### 任务要求
1. 依据原文节选,用一到三句话说明为何现有黄瓜再生体系会严重影响黄瓜遗传转化体系的建立。
2. 写出关于黄瓜农杆菌介导遗传转化的原文节选在最后一句之后的续文。

== 原文节选

农杆菌介导法主要以植物的分生组织和生殖器官作为外源基因导入的受体,通过真空渗透法、浸蘸法及注射法等方法使农杆菌与受体材料接触,以完成可遗传细胞的转化,然后利用组织培养的方法培育出转基因植株,并通过抗生素筛选和分子检测鉴定转基因植株后代。
黄瓜高效再生体系是实现农杆菌介导基因转化的基础,但当前黄瓜再生体系并不成熟,植物组织培养在黄瓜育种中的应用远没有在花卉、果树等园艺植物中那么广泛。对黄瓜组织培养的研究主要集中在外植体种类、苗龄、接种方式等方面,已经建立的再生体系存在再生频率低、再生周期长、遗传稳定差的缺点,严重影响了黄瓜遗传转化体系的建立。
本发明的目的是在建立一套完整高效的黄瓜再生体系基础上,进而建立高转化率的农杆菌介导法黄瓜遗传转化体系,获得转基因黄瓜植株,为创建黄瓜新种质提供新途径。

====
== 所给数据

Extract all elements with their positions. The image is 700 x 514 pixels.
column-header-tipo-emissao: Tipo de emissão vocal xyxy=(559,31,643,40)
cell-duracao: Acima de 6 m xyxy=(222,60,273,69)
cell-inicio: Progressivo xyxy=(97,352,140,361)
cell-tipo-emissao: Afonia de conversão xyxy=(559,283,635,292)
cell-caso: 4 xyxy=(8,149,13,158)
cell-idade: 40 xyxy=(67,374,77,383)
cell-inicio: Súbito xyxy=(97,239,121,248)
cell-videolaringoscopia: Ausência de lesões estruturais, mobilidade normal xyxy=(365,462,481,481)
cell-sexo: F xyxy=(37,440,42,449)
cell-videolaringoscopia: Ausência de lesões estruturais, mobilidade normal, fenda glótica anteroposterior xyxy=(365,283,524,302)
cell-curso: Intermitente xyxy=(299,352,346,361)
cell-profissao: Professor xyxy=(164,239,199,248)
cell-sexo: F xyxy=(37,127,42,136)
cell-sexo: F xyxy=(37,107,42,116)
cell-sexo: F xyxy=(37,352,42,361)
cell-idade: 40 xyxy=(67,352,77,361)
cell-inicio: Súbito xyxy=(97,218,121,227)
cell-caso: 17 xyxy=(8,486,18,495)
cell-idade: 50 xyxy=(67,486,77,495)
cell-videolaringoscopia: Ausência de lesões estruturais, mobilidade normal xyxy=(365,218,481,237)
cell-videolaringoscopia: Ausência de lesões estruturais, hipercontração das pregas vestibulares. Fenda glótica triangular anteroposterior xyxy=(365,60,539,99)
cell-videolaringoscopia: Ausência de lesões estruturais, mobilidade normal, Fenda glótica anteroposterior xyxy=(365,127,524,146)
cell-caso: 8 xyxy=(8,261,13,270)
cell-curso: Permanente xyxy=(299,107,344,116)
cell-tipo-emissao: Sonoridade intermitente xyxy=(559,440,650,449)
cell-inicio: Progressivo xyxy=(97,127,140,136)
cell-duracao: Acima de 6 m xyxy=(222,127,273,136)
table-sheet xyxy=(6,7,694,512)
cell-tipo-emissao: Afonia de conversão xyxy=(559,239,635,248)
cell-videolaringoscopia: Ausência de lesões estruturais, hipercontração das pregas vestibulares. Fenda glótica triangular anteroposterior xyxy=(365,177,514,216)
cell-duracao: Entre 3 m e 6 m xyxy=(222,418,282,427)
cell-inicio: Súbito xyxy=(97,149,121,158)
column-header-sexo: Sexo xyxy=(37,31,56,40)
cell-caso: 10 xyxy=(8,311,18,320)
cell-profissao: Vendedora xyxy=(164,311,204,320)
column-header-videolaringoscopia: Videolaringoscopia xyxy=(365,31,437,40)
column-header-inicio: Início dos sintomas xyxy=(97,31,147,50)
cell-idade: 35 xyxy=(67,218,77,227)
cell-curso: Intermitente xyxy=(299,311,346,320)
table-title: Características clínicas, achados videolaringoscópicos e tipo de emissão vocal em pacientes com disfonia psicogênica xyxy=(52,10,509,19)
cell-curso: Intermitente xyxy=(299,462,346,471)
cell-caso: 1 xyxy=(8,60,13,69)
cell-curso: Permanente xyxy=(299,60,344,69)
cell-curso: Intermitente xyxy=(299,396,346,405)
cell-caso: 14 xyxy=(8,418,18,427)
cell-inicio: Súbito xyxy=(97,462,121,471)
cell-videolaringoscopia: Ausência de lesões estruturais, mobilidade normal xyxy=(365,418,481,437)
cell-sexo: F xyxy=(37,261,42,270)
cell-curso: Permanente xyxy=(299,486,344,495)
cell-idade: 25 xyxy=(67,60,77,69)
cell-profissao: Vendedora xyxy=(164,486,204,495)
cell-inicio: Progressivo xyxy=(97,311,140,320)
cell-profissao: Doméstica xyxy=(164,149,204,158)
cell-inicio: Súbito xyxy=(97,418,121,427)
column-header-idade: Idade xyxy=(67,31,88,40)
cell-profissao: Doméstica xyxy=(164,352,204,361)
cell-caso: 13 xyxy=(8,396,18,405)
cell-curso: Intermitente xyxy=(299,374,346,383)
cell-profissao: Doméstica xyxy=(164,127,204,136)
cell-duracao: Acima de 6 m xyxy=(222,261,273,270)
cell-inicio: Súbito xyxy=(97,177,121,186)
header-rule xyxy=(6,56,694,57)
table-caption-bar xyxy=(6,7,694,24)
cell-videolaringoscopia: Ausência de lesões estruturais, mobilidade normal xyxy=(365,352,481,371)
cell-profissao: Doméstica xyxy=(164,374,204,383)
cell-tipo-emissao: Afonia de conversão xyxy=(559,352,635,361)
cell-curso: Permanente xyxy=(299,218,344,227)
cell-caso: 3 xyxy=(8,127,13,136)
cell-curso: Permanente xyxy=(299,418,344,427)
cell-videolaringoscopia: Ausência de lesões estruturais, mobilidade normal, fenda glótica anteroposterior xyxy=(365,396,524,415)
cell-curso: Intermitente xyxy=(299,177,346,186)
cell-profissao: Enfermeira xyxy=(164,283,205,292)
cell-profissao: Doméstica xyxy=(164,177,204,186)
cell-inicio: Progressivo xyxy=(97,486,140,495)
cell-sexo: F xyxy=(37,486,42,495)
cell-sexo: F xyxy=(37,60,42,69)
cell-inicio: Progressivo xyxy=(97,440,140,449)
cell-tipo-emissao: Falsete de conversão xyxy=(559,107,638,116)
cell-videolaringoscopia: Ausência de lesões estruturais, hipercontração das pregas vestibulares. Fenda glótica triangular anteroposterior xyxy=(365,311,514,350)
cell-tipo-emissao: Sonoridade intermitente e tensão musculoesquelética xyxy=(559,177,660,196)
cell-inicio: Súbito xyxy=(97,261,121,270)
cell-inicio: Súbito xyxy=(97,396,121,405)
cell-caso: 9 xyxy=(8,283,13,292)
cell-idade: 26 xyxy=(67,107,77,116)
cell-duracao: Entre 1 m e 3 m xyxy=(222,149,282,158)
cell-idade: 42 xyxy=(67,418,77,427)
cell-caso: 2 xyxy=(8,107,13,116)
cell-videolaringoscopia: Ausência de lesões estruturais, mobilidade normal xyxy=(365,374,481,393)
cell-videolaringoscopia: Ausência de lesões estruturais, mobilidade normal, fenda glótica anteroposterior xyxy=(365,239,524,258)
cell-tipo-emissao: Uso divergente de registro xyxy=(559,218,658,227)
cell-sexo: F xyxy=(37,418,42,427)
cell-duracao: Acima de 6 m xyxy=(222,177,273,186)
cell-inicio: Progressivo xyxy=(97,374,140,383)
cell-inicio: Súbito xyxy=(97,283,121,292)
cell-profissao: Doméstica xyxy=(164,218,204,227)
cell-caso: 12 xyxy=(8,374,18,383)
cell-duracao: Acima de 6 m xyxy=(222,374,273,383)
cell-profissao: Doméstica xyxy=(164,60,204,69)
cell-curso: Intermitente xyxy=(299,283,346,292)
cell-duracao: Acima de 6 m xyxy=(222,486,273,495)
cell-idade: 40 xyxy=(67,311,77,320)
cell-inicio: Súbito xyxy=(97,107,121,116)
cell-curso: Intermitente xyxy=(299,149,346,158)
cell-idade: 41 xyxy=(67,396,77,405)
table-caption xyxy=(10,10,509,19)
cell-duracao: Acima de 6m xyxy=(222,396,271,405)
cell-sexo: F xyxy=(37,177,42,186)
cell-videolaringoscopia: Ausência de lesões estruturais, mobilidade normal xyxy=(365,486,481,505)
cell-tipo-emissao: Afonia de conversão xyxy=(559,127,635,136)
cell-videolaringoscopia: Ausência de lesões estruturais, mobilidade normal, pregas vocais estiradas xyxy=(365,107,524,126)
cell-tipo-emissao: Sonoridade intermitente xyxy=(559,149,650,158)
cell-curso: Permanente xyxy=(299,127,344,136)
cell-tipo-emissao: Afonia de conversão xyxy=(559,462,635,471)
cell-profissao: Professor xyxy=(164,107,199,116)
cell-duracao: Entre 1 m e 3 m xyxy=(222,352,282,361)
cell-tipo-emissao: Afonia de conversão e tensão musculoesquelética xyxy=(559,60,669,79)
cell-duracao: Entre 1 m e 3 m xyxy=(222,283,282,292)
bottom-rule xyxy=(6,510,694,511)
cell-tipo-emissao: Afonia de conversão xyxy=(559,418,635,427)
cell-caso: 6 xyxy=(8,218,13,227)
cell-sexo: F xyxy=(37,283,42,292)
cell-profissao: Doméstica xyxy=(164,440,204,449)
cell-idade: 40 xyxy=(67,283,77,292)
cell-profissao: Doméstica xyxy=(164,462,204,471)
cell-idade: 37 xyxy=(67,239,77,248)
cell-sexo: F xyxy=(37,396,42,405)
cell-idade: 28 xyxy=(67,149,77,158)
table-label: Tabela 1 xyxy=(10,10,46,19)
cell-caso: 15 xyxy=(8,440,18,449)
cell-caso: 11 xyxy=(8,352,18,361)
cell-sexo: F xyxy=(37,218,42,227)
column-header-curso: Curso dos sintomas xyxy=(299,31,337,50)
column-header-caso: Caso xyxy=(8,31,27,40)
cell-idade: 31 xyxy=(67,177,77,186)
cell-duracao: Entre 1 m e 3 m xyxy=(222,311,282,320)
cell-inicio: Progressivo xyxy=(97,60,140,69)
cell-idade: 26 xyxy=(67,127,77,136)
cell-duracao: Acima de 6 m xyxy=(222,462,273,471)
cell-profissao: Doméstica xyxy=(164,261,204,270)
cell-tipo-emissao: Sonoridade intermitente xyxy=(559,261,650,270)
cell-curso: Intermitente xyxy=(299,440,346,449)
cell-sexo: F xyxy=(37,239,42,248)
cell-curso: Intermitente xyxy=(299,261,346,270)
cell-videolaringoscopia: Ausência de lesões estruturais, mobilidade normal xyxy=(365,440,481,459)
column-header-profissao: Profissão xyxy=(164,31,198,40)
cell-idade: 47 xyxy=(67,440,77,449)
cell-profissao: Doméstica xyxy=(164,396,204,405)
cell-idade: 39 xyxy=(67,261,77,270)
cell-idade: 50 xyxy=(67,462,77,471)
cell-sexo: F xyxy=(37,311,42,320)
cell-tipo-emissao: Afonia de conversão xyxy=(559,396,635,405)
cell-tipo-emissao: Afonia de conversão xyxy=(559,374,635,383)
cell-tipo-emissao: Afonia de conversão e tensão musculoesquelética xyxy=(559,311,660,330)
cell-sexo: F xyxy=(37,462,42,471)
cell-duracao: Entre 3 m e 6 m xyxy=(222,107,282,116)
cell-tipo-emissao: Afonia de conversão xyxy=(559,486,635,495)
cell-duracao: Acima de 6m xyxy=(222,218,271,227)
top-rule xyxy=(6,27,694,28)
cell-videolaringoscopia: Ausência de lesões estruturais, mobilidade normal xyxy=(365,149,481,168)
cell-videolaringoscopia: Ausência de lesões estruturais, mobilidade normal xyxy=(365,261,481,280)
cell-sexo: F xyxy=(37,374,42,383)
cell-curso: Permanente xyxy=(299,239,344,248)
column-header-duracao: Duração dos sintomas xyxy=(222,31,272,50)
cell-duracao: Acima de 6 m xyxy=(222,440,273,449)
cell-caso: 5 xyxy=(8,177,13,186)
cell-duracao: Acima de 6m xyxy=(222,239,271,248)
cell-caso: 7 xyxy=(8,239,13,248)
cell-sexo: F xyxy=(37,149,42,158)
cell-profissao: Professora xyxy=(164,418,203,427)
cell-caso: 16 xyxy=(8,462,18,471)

====

### 参考回答
1. 黄瓜高效再生体系是实现农杆菌介导基因转化的基础。已建立的再生体系再生频率低、再生周期长、遗传稳定差,所以严重影响了遗传转化体系的建立。

2.
(三)发明内容
为了解决目前现有技术存在的黄瓜中基因转化率低的问题,建立高转化率的农杆菌介导法黄瓜遗传转化体系,获得转基因黄瓜植株,本发明提供了一种农杆菌介导法获得转基因黄瓜植株的方法,包括以下步骤:
1)选取6~7 d苗龄、两片子叶张开呈竖直状态的无菌黄瓜幼苗,切取连带下胚轴2 mm子叶,去除生长点,从下胚轴处纵切为二,切除子叶末端1/3部分,并切除叶缘得到外植体子叶节;将子叶节平铺于分化培养基[MS + 1.5~1.7 mg·L-1 6-苄基腺膘呤(6-BA)] 上置于黑暗中进行预培养2 d;
2)把经过预培养的子叶节浸没在农杆菌悬浮液中 15~20 min;侵染结束后用无菌纸吸干子叶节表面残留的菌液,将子叶节置于分化培养基(MS + 1.5~1.7 mg·L-1 6-BA)上于黑暗中进行共培养2~3 d;
3)共培养结束后,用含有250 mg·L-1羧苄青霉素(Cb)的液体 MS 培养基洗净子叶节表面农杆菌,用无菌纸吸干子叶节表面的液体;
4)将上述处理好的子叶节接种到分化及选择培养基(MS + 1.5~1.7 mg·L-1 BA +100~150 mg·L-1 Kan + 250 mg·L-1 Cb)上进行芽诱导培养不定芽;待不定芽长至1.5~2 cm 高时,将其从子叶节基部切下,接种到生根培养基(MS + 50mg·L-1 Kan)上进行生根培养。当不定芽基部产生大量须根,逐步开启封口膜,炼苗一周后移栽入土。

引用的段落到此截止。